**Given request:**
Single out the lines of the material that contain "JSON" and copy them.
───── Records for this exercise
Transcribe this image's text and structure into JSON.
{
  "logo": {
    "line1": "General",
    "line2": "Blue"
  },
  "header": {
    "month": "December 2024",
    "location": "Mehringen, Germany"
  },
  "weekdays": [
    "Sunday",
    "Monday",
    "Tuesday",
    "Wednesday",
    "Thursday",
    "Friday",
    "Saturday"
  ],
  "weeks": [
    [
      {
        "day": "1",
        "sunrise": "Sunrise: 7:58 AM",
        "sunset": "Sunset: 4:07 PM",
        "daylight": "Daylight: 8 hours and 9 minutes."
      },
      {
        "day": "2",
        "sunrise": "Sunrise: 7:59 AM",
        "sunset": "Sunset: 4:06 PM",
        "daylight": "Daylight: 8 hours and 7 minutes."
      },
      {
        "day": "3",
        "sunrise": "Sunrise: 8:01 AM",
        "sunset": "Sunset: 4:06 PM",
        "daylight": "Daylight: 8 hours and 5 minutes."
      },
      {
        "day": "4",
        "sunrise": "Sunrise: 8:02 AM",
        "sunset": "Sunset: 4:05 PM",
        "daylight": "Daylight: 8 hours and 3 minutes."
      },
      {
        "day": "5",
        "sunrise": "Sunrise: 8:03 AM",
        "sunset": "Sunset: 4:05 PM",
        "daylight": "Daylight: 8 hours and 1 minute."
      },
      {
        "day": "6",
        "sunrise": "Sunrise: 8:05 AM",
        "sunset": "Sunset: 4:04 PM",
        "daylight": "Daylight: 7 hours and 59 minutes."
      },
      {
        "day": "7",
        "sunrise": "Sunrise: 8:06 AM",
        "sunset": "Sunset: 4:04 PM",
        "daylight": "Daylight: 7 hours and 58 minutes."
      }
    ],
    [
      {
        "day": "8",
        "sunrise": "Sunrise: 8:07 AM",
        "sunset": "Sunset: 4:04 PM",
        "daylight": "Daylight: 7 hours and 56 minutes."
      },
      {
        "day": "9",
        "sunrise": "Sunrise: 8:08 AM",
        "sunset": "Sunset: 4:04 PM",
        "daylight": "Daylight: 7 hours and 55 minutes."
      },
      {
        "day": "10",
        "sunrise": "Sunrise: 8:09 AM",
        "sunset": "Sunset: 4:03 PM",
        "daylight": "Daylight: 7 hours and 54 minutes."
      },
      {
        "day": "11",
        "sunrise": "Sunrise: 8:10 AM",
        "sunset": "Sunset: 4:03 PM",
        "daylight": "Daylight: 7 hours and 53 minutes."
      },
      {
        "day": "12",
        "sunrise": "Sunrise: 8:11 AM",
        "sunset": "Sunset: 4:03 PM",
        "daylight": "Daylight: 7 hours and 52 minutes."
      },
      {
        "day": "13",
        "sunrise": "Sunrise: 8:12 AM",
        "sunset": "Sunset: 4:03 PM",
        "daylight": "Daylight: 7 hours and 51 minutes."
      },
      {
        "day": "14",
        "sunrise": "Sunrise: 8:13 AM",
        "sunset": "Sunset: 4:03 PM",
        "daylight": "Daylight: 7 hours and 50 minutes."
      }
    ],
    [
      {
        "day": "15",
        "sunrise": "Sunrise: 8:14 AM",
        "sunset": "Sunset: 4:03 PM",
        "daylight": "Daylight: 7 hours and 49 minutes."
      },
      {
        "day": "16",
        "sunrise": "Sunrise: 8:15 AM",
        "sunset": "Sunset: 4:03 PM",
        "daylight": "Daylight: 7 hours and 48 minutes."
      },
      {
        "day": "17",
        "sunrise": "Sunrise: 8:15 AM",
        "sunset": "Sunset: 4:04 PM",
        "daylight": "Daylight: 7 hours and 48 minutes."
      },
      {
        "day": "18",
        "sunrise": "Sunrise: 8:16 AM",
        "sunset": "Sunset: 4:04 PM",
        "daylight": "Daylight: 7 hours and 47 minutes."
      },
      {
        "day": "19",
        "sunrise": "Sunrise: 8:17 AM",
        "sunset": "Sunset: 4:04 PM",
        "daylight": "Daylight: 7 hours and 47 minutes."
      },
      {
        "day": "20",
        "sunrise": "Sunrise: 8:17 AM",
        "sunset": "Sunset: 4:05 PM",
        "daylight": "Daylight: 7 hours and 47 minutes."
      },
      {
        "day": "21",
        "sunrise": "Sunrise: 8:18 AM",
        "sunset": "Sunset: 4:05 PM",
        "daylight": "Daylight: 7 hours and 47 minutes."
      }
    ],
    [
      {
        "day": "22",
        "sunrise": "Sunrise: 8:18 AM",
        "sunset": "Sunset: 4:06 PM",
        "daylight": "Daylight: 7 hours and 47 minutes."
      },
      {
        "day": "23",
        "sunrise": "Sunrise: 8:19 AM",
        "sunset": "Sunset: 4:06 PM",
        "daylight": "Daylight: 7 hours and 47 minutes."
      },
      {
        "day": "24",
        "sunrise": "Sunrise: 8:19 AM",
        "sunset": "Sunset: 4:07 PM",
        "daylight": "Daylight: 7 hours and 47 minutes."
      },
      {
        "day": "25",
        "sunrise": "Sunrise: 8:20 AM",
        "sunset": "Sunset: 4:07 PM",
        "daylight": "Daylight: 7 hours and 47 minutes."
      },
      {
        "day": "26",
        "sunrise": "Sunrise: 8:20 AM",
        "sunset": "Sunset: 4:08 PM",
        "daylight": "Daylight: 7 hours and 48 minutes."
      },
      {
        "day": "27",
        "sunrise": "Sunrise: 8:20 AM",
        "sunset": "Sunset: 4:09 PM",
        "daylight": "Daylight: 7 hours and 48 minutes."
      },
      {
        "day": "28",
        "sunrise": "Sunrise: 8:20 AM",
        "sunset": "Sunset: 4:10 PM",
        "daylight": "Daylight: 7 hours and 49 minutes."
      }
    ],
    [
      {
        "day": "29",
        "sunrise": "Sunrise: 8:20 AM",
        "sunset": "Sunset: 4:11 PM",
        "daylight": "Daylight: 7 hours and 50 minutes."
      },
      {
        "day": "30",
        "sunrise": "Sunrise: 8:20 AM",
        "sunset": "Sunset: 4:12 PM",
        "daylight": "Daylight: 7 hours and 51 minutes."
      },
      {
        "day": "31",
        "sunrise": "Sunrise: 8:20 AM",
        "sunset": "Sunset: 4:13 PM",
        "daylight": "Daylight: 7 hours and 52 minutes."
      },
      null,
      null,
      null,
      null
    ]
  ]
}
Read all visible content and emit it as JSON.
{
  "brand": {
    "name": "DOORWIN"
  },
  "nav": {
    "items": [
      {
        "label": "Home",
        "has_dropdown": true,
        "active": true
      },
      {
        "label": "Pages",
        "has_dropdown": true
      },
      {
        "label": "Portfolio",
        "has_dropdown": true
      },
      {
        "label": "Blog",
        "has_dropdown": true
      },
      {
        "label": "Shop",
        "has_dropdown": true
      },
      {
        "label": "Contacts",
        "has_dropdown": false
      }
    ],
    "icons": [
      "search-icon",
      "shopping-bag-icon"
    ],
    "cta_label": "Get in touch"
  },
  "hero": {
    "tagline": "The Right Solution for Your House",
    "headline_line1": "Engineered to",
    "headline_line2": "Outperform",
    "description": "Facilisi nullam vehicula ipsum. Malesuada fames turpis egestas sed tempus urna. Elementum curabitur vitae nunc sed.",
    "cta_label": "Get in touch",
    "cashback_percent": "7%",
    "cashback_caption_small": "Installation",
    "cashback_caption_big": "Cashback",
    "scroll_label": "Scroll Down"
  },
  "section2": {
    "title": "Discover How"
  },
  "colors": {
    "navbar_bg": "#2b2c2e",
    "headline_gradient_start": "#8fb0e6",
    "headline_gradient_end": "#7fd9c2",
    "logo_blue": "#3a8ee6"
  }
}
──────────
**Response for this exercise:**
Transcribe this image's text and structure into JSON.
Read all visible content and emit it as JSON.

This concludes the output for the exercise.